• [Consigne A]
Répondez brièvement aux questions suivantes à partir du texte.
(i) En quel mois et en quelle année des habitants de Strasbourg se mirent-ils à danser dans les rues ?
(ii) Quel est le titre de la chorégraphie présentée par les élèves de CP ?
(iii) Quel événement était commémoré deux semaines avant le festival ?
• [Consigne B] Relevez toutes les danses traditionnelles nommées dans le texte.
• [Consigne C]
Pour chacune des affirmations suivantes, indiquez si elle concorde avec le texte. Répondez par oui ou non et citez les mots du texte qui tranchent.
(i) À Strasbourg, les danses se prolongèrent pendant près d’un mois.
(ii) Le festival de danse inter-écoles se tient place du Congrès de Pamandzi.
(iii) Dans le chigoma, les femmes se défient les yeux dans les yeux.

• [Texte]
⟨

En juillet 1518, des habitants de Strasbourg furent pris d’une drôle de manie : un beau jour, quelques habitants commencèrent à danser dans les rues de la ville, sans pouvoir s’arrêter. Une grande partie de la population fut atteinte, et pendant près d’un mois on put observer ces corps frénétiques envahir la ville.

 

L’école Pamandzi 5 serait-elle atteinte du même mal ? Le vendredi 10 mai 2019, plusieurs classes se rendent place du Congrès de Pamandzi, où a lieu un festival de danse inter-écoles, pour aller acclamer les élèves de CP de M. et R. qui présentent leur chorégraphie “Les monstres de Mayotte”. Nous avions été conviées à une répétition et avions hâte de voir se déployer sur une grande scène la danse des savants fous, des monstres et des musiciens.

Nous nous installons sur la place pendant que les petits artistes se préparent, et les souvenirs d’autres danses et d’autres musiques remontent du bitume.

 

Deux semaines plus tôt, nous étions déjà là. C’était le jour de la commémoration de l’abolition de l’esclavage et  nous avions observé une ribambelle de danses traditionnelles : le debaa envoutant et ses gracieux mouvements de bras ; le chigoma rythmé au sifflet et les ondulations de ses écharpes ; le chakacha rebondissant, masheve  aux chevilles ; le dahira, comme une prière, torses se balançant d’avant en arrière… Et puis plus tard, dans l’ambiance informelle de l’après-midi, le m’biwi, dans lequel les femmes se défient les yeux dans les yeux, depuis les vibrations de leurs hanches, alors que tout autour c’est une symphonie de claquements de bambous.

⟩

• [Données fournies]
⟨

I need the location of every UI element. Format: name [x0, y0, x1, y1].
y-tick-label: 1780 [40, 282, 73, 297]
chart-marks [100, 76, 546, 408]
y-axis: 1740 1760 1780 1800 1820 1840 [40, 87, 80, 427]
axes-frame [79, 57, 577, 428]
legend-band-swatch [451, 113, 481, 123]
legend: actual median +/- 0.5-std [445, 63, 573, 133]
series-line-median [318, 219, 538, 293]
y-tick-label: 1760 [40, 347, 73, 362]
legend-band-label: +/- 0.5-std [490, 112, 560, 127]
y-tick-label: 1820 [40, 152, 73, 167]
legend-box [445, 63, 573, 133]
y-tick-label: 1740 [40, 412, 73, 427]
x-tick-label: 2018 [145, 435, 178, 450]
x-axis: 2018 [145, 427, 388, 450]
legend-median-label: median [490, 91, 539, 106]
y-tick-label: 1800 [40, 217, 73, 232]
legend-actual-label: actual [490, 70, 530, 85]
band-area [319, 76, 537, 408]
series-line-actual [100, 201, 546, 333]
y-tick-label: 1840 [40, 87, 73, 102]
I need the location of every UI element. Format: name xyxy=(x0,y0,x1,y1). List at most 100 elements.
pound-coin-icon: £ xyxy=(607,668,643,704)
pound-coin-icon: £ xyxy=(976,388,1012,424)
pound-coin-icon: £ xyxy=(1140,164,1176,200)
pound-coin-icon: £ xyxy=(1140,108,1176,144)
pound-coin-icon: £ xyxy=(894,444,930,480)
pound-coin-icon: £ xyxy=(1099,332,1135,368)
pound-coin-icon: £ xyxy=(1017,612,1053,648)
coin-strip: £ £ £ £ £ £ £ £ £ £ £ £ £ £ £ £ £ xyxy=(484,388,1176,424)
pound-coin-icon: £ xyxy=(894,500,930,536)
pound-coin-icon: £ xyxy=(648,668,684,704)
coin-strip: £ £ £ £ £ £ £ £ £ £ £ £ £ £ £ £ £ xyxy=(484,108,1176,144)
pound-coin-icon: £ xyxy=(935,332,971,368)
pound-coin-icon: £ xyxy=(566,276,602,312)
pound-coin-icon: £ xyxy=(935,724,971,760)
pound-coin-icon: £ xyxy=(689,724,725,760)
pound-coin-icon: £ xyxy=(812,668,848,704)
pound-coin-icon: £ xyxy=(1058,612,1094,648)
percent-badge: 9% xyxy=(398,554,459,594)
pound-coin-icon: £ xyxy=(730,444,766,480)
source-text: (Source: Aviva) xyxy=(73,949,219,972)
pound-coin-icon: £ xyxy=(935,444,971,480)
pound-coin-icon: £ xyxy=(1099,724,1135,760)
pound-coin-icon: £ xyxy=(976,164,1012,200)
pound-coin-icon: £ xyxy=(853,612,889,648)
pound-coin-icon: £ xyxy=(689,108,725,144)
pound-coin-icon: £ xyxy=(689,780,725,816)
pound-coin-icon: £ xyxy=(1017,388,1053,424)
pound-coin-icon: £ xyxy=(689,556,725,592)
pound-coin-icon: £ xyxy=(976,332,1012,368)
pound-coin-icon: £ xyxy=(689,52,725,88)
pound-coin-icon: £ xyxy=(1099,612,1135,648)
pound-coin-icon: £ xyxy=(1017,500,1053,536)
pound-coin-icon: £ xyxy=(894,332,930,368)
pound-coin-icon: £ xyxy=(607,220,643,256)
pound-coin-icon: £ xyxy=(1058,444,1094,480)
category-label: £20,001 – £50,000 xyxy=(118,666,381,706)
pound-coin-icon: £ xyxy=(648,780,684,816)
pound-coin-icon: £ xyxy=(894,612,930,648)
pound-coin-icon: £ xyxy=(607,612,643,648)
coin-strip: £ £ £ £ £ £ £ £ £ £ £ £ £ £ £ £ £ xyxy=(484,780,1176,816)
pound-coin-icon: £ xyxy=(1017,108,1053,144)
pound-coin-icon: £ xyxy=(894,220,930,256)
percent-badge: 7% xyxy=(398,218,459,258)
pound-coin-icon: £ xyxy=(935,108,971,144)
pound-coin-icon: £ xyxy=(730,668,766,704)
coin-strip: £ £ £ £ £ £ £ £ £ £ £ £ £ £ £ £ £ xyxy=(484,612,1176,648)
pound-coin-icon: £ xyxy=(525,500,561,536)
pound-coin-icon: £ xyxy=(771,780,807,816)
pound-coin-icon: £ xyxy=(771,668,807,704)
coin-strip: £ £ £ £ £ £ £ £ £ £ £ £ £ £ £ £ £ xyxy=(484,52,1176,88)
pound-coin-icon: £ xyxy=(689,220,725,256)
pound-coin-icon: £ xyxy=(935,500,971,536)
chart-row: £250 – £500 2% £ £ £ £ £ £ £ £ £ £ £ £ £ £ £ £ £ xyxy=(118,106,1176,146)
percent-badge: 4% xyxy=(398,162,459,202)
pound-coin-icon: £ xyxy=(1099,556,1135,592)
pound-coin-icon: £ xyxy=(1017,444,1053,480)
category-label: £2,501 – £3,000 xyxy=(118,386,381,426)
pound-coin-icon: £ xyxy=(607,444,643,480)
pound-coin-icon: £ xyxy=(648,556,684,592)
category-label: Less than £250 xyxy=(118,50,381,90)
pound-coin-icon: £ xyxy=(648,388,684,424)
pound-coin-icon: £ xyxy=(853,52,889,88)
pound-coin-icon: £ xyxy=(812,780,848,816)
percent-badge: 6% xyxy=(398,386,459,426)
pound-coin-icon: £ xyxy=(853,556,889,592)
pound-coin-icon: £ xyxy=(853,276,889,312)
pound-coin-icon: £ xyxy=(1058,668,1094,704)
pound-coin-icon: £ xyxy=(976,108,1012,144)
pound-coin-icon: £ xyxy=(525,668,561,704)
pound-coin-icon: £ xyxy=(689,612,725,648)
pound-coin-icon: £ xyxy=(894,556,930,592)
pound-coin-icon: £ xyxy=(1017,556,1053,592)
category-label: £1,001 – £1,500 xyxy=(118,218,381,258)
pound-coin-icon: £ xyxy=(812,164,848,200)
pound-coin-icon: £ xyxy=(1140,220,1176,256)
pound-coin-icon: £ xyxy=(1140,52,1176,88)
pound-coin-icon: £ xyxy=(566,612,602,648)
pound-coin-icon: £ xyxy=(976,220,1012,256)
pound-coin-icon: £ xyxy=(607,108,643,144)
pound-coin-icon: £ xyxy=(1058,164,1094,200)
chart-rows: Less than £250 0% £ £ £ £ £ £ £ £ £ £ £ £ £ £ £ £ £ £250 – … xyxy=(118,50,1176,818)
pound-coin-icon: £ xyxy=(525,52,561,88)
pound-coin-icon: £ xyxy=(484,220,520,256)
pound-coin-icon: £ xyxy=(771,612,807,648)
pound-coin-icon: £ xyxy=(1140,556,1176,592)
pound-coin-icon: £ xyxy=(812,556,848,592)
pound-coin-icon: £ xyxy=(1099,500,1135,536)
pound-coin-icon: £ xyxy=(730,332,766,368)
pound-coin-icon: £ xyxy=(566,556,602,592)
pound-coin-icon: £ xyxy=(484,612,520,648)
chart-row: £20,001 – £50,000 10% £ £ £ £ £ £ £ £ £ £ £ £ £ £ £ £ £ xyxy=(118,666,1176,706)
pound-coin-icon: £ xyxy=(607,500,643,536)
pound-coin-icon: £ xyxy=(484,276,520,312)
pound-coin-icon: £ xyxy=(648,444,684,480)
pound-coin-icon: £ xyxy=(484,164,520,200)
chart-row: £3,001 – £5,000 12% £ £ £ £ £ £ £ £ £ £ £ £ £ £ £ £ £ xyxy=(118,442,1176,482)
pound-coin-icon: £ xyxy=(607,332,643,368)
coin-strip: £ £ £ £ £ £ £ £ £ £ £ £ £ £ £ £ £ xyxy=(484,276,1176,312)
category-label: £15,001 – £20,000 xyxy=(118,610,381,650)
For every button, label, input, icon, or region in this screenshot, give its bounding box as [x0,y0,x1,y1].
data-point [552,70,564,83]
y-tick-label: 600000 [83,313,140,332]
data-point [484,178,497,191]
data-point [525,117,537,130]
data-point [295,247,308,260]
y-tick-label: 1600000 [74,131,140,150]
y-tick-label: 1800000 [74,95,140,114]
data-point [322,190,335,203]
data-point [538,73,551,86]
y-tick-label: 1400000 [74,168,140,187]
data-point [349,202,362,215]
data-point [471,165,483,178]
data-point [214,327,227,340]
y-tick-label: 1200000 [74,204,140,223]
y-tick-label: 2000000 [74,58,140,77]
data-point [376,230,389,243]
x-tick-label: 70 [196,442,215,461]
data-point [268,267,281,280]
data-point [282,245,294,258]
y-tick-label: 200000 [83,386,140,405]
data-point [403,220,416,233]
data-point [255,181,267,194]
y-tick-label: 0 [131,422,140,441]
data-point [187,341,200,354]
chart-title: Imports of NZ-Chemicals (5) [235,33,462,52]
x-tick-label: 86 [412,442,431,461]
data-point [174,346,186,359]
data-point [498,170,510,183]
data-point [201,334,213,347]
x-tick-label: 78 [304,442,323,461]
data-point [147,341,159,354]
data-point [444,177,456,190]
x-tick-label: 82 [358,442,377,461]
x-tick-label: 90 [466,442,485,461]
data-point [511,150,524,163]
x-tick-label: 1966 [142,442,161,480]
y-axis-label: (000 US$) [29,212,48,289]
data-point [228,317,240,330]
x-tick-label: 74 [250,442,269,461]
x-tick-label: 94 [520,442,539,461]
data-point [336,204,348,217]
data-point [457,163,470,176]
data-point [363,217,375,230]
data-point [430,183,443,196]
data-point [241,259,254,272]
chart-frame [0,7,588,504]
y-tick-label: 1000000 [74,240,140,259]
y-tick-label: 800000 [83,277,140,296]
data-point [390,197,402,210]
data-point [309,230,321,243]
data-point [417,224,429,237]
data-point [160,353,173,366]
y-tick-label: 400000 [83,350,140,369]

⟩

• [Réponse complète A]
(i) En juillet 1518.
(ii) « Les monstres de Mayotte ».
(iii) L’abolition de l’esclavage.

• [Réponse complète B] Le debaa, le chigoma, le chakacha, le dahira, le m’biwi.

• [Réponse complète C]
(i) Oui : « pendant près d’un mois on put observer ces corps frénétiques envahir la ville ».
(ii) Oui : « place du Congrès de Pamandzi, où a lieu un festival de danse inter-écoles ».
(iii) Non : « le m’biwi, dans lequel les femmes se défient les yeux dans les yeux ».